PROBLEM DESCRIPTION>
In the entries that follow, count each line containing "powinny" and state the total, nothing more.

──────── MATERIAL FOR THE TASK

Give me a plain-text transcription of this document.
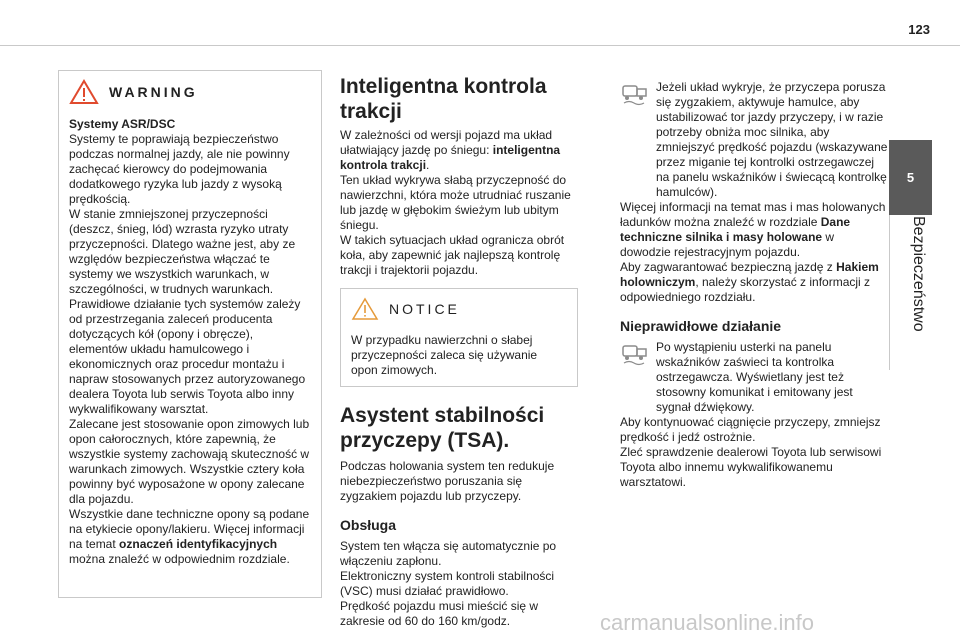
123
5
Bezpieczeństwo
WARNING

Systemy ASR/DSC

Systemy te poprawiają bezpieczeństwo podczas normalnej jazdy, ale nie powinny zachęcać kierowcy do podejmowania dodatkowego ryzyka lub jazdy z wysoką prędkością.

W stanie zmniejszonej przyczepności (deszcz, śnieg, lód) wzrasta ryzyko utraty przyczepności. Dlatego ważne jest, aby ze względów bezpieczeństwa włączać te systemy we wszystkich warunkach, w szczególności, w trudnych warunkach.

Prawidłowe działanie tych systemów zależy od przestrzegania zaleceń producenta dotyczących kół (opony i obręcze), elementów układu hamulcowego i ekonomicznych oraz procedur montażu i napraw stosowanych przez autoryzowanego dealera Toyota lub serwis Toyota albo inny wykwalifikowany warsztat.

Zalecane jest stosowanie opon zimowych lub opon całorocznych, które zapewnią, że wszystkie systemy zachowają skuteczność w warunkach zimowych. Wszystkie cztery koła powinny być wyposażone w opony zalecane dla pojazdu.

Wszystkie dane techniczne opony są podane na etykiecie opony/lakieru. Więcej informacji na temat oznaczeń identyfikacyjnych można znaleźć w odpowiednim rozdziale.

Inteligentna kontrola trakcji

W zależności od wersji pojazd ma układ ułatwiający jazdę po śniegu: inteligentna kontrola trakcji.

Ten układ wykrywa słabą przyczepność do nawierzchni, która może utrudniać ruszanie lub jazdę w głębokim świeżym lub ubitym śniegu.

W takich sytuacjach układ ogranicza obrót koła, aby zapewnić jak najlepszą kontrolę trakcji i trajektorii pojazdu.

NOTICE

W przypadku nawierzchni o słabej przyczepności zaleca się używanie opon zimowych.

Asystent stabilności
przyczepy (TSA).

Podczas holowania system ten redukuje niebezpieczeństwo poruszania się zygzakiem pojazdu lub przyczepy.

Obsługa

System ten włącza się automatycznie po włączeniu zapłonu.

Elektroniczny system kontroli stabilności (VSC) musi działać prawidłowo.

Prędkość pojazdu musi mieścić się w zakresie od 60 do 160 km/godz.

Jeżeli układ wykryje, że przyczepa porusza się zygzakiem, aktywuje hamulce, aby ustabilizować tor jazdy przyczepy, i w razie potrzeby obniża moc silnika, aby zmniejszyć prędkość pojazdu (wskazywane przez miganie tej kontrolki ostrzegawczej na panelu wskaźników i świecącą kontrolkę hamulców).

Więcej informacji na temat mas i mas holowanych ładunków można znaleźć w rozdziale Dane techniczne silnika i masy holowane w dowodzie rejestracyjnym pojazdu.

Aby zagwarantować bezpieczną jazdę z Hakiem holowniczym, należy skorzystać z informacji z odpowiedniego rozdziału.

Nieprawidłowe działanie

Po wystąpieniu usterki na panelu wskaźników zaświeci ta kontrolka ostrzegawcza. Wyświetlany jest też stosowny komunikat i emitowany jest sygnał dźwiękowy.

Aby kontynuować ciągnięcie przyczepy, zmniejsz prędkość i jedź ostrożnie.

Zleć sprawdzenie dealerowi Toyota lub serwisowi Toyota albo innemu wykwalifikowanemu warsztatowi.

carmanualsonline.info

────────────────

RESPONSE FOR THIS EXERCISE>
2